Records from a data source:
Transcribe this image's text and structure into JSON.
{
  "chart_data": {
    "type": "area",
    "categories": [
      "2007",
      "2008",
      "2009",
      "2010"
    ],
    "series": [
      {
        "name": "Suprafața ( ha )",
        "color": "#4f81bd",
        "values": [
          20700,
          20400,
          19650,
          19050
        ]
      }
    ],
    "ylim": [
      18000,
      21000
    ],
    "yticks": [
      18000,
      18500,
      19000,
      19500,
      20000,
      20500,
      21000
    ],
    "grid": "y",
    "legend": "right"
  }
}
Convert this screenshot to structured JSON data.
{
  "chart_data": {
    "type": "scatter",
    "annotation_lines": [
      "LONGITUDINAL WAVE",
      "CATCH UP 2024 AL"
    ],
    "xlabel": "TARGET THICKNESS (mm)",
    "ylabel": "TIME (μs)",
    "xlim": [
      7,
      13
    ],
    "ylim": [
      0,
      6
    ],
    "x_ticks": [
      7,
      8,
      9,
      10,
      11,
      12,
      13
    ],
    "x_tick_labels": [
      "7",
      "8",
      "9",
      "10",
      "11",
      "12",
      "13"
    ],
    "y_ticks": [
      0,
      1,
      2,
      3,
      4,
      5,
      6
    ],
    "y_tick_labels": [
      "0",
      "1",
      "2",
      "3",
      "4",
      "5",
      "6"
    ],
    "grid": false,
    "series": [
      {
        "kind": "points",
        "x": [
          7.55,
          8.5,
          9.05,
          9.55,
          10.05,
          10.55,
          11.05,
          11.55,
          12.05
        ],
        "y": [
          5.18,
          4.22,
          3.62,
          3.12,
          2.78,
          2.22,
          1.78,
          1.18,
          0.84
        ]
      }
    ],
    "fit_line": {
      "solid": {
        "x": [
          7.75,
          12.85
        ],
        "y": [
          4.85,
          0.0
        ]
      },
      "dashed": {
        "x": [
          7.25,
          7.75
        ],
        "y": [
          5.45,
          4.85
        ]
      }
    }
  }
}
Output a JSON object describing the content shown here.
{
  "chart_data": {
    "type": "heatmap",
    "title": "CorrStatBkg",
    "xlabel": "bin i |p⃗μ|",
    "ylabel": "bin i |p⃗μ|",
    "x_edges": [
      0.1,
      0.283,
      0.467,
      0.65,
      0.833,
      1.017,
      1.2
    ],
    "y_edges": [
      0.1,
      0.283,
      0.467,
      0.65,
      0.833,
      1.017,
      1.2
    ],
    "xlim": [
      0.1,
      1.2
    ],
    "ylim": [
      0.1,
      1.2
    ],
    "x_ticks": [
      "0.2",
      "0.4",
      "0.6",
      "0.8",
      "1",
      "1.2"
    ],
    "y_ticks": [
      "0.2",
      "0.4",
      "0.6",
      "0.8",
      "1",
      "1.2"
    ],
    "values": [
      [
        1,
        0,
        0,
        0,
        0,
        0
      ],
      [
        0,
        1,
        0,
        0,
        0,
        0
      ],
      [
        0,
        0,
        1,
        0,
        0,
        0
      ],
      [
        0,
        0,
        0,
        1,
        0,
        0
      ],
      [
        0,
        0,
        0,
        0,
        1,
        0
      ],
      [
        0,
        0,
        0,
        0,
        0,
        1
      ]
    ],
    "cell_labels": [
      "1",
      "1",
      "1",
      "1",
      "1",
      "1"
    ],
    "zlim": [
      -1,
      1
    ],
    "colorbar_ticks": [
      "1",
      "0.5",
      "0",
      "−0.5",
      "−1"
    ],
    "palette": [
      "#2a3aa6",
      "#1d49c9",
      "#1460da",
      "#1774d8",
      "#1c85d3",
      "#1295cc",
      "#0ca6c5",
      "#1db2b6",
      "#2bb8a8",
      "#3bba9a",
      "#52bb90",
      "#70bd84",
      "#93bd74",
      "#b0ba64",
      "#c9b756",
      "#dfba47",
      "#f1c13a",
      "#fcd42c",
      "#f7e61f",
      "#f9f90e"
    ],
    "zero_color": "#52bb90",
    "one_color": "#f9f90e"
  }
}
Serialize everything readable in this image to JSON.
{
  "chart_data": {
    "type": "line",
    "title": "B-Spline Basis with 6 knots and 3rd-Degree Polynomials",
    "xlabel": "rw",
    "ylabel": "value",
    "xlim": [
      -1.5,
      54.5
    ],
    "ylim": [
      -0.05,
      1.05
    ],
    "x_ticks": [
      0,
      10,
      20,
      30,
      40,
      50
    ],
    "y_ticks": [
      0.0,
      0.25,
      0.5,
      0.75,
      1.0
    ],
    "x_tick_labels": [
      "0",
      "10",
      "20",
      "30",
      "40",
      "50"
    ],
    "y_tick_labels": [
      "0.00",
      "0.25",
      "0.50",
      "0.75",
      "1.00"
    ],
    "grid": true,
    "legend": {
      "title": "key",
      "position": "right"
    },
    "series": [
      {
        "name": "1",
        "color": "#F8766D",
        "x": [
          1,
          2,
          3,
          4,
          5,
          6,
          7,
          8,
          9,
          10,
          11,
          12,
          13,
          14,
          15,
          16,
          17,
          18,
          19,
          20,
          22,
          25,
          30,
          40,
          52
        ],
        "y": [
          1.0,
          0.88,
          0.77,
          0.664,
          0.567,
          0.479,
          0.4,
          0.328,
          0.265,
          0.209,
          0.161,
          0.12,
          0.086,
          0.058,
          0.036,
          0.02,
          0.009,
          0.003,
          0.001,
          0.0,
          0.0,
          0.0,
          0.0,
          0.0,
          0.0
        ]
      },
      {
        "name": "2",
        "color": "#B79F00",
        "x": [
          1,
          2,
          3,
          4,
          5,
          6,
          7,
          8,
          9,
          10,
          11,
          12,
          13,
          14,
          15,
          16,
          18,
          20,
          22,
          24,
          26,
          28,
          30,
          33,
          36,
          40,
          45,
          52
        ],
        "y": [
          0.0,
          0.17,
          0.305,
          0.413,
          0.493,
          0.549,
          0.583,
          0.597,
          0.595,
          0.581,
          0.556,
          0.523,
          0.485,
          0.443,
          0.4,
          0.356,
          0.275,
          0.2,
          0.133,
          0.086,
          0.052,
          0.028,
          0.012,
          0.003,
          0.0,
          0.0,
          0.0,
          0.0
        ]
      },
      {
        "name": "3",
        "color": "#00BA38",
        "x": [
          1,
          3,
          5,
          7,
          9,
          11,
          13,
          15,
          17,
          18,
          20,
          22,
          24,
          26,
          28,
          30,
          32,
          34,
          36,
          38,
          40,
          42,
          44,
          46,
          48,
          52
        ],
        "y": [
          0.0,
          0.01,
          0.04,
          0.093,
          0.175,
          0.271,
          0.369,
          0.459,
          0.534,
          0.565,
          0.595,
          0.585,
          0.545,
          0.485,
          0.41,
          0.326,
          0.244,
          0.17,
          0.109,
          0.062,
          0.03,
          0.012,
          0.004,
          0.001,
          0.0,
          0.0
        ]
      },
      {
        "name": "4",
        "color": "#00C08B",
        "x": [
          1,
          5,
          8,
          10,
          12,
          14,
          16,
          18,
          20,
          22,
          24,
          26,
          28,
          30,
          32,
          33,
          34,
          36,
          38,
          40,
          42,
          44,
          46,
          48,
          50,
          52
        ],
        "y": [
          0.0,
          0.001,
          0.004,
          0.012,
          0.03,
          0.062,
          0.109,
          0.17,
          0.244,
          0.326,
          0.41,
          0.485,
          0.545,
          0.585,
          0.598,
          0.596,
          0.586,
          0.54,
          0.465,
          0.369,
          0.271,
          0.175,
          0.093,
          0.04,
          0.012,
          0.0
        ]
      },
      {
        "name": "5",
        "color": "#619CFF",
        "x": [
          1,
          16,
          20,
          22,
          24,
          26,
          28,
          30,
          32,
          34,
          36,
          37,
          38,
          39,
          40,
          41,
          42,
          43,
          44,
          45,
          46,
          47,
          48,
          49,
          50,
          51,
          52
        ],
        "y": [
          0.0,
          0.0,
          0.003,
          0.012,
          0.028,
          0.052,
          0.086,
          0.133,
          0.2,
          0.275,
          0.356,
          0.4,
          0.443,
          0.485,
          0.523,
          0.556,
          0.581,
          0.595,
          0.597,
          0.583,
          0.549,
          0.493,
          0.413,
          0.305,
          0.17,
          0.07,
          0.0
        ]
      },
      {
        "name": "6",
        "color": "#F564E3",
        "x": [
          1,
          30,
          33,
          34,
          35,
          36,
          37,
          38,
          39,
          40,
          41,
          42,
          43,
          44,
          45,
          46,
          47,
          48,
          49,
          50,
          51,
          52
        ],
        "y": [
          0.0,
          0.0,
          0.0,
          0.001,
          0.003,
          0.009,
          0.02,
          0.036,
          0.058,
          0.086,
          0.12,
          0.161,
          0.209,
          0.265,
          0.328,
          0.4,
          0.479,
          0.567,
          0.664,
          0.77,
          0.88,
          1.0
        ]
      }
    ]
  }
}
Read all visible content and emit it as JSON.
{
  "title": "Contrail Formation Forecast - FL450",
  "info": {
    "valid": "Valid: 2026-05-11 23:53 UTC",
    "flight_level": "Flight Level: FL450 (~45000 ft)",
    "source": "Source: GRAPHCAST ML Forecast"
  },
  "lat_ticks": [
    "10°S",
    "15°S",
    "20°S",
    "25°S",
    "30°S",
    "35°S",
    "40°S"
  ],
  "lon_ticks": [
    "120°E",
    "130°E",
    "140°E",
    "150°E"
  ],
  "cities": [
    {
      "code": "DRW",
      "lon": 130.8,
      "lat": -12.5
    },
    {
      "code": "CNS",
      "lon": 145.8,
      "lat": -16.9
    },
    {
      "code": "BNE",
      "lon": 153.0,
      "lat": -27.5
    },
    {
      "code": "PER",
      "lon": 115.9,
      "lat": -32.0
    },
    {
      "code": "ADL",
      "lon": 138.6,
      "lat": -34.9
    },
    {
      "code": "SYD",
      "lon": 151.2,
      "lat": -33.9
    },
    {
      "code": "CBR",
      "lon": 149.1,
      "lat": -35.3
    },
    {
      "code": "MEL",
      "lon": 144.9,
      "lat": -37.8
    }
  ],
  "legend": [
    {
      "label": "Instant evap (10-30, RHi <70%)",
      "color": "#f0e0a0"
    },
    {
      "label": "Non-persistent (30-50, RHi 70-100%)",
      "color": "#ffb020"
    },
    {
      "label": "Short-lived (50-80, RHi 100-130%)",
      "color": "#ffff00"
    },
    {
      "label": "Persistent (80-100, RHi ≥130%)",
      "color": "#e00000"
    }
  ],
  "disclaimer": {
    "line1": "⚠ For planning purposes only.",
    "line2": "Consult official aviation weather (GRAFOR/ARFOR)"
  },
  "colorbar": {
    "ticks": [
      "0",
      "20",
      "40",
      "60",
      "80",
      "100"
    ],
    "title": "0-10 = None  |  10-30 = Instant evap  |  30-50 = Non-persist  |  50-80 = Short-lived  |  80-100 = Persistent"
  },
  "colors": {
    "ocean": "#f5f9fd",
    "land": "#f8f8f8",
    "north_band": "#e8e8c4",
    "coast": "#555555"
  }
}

*DIRECTIONS*. Copy out all lines that carry the word "code".

*EXERCISE SOLUTION*.
      "code": "DRW",
      "code": "CNS",
      "code": "BNE",
      "code": "PER",
      "code": "ADL",
      "code": "SYD",
      "code": "CBR",
      "code": "MEL",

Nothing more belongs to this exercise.